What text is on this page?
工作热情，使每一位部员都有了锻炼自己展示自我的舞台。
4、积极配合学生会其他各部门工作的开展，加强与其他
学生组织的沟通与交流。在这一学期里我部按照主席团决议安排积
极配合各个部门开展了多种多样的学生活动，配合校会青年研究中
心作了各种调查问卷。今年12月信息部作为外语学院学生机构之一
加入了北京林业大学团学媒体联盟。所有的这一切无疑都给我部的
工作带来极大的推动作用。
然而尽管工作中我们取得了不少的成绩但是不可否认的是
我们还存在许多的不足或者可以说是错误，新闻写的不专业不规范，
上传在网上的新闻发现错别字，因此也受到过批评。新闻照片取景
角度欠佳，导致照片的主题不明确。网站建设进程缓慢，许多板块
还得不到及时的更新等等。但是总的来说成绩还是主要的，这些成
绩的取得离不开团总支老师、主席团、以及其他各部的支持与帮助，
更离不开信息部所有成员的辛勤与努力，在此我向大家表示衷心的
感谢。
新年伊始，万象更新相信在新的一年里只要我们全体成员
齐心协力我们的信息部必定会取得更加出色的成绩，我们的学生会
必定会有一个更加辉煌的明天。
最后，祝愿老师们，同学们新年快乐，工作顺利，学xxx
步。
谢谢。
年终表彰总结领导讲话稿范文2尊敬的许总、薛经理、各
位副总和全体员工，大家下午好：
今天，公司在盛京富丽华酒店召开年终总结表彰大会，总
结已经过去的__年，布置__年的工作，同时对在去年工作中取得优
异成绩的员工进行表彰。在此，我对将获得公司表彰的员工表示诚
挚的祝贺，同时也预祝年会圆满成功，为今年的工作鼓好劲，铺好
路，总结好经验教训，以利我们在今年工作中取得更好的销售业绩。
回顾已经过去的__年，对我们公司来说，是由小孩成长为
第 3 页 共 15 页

-.-.-

| What is needed |
Please repeat the listing above in full and exactly.

| Worked solution |
What text is on this page?
工作热情，使每一位部员都有了锻炼自己展示自我的舞台。
4、积极配合学生会其他各部门工作的开展，加强与其他
学生组织的沟通与交流。在这一学期里我部按照主席团决议安排积
极配合各个部门开展了多种多样的学生活动，配合校会青年研究中
心作了各种调查问卷。今年12月信息部作为外语学院学生机构之一
加入了北京林业大学团学媒体联盟。所有的这一切无疑都给我部的
工作带来极大的推动作用。
然而尽管工作中我们取得了不少的成绩但是不可否认的是
我们还存在许多的不足或者可以说是错误，新闻写的不专业不规范，
上传在网上的新闻发现错别字，因此也受到过批评。新闻照片取景
角度欠佳，导致照片的主题不明确。网站建设进程缓慢，许多板块
还得不到及时的更新等等。但是总的来说成绩还是主要的，这些成
绩的取得离不开团总支老师、主席团、以及其他各部的支持与帮助，
更离不开信息部所有成员的辛勤与努力，在此我向大家表示衷心的
感谢。
新年伊始，万象更新相信在新的一年里只要我们全体成员
齐心协力我们的信息部必定会取得更加出色的成绩，我们的学生会
必定会有一个更加辉煌的明天。
最后，祝愿老师们，同学们新年快乐，工作顺利，学xxx
步。
谢谢。
年终表彰总结领导讲话稿范文2尊敬的许总、薛经理、各
位副总和全体员工，大家下午好：
今天，公司在盛京富丽华酒店召开年终总结表彰大会，总
结已经过去的__年，布置__年的工作，同时对在去年工作中取得优
异成绩的员工进行表彰。在此，我对将获得公司表彰的员工表示诚
挚的祝贺，同时也预祝年会圆满成功，为今年的工作鼓好劲，铺好
路，总结好经验教训，以利我们在今年工作中取得更好的销售业绩。
回顾已经过去的__年，对我们公司来说，是由小孩成长为
第 3 页 共 15 页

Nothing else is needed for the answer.